People v Jones

Annotate this Case
People v Jones 2019 NY Slip Op 04543 Decided on June 7, 2019 Appellate Division, Fourth Department Published by New York State Law Reporting Bureau pursuant to Judiciary Law § 431. This opinion is uncorrected and subject to revision before publication in the Official Reports.

Decided on June 7, 2019 SUPREME COURT OF THE STATE OF NEW YORK Appellate Division, Fourth Judicial Department
PRESENT: CENTRA, J.P., CARNI, LINDLEY, NEMOYER, AND TROUTMAN, JJ.
120 KA 15-00162

[*1]THE PEOPLE OF THE STATE OF NEW YORK, RESPONDENT,

v

TODD JONES, DEFENDANT-APPELLANT.



MARK D. FUNK, CONFLICT DEFENDER, ROCHESTER (KATHLEEN P. REARDON OF COUNSEL), FOR DEFENDANT-APPELLANT.

SANDRA DOORLEY, DISTRICT ATTORNEY, ROCHESTER (DANIEL GROSS OF COUNSEL), FOR RESPONDENT.



Appeal from a judgment of the Monroe County Court (Victoria M. Argento, J.), rendered November 20, 2014. The judgment convicted defendant, upon his plea of guilty, of burglary in the first degree.

It is hereby ORDERED that the judgment so appealed from is unanimously reversed on the law, the plea is vacated, and the matter is remitted to Monroe County Court for further proceedings on the indictment.

Memorandum: Defendant appeals from a judgment convicting him upon his guilty plea of burglary in the first degree (Penal Law

§ 140.30 [4]). We agree with defendant that he is entitled to vacatur of his guilty plea because County Court violated his right to counsel when it failed to conduct a sufficient inquiry into his complaint regarding defense counsel's representation of him. "Under our State and Federal Constitutions, an indigent defendant in a criminal case is guaranteed the right to counsel" (People v Medina, 44 NY2d 199, 207 [1978]; see US Const, 6th Amend; NY Const, art I, § 6; People v Linares, 2 NY3d 507, 510 [2004]). Consistent with that guarantee, trial courts have the "ongoing duty" to " carefully evaluate serious complaints about counsel' " (Linares, 2 NY3d at 510, quoting Medina, 44 NY2d at 207; see People v Sides, 75 NY2d 822, 824 [1990]).

Whether to grant a defendant's request to substitute counsel is "within the discretion and responsibility' of the trial judge" (People v Porto, 16 NY3d 93, 99 [2010], quoting Medina, 44 NY2d at 207), and "a court's duty to consider such a motion is invoked only where a defendant makes a seemingly serious request[ ]' " (id. at 99-100, quoting Sides, 75 NY2d at 824). It is therefore "incumbent upon a defendant to make specific factual allegations of serious complaints about counsel' " (id. at 100, quoting Medina, 44 NY2d at 207). If a defendant makes such a showing, "the court must make at least a minimal inquiry,' and discern meritorious complaints from disingenuous applications by inquiring as to the nature of the disagreement [with counsel] or its potential for resolution' " (id., quoting Sides, 75 NY2d at 825).

---------------

> [Set exercise]: In the People v Jones opinion, what crime was the defendant convicted of upon his guilty plea?

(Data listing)
---------------

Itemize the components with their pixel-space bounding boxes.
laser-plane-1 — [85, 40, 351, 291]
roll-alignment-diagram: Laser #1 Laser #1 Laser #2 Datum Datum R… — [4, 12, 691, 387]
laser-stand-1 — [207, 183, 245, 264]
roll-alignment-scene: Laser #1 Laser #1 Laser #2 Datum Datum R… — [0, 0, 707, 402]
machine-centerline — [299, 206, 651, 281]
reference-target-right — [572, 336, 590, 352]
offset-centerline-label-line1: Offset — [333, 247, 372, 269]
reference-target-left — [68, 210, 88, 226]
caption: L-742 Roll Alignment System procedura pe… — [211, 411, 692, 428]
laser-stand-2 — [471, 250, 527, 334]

---------------

> [Answer for the task]: Burglary in the first degree.